[BEGIN]
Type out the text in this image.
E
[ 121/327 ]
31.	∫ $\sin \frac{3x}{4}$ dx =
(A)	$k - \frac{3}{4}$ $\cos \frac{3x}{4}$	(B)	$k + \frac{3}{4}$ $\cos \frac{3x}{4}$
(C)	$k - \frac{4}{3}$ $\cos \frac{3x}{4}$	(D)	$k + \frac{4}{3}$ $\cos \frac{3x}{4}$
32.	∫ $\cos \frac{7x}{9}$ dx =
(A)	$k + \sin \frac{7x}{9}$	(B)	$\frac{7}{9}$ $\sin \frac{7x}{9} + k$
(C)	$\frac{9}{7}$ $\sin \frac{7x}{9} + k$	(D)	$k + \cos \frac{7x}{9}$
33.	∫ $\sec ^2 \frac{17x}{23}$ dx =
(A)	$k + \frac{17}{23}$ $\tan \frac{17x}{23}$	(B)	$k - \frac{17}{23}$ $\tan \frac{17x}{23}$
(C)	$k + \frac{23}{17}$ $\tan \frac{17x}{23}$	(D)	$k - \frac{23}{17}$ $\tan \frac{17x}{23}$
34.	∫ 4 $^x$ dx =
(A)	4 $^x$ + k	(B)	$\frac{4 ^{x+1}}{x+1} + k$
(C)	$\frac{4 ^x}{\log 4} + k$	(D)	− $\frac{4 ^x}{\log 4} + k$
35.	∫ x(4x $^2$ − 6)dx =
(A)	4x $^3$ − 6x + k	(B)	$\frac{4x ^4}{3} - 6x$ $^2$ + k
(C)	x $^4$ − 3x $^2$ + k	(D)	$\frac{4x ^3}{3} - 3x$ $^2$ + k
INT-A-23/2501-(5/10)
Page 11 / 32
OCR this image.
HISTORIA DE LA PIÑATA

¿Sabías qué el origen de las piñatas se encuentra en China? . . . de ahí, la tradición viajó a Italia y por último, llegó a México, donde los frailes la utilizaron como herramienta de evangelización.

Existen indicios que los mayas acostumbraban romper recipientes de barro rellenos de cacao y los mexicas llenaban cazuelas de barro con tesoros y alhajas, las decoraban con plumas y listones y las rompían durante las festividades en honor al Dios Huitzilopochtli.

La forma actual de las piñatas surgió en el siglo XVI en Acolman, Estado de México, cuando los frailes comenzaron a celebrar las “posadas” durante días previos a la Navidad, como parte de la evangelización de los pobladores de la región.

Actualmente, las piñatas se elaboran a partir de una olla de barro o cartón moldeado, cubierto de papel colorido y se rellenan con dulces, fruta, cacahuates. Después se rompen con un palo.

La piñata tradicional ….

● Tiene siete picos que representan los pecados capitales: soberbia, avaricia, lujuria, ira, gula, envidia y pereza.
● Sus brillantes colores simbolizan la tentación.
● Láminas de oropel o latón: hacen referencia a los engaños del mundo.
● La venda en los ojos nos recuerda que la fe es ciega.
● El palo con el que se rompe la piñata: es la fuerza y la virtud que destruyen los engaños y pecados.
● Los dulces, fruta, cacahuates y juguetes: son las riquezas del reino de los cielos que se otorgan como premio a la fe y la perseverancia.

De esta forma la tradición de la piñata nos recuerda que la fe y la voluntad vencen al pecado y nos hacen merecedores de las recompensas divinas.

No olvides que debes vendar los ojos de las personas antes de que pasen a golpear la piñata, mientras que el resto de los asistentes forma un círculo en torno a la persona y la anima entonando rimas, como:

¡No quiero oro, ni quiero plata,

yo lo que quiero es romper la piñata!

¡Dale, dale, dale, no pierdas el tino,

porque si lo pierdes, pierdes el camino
[END]
WHAT YOU ARE ASKED TO DO >>
Say how many lines in the records contain the string "palo", and say nothing else.

IN RESPONSE >>
2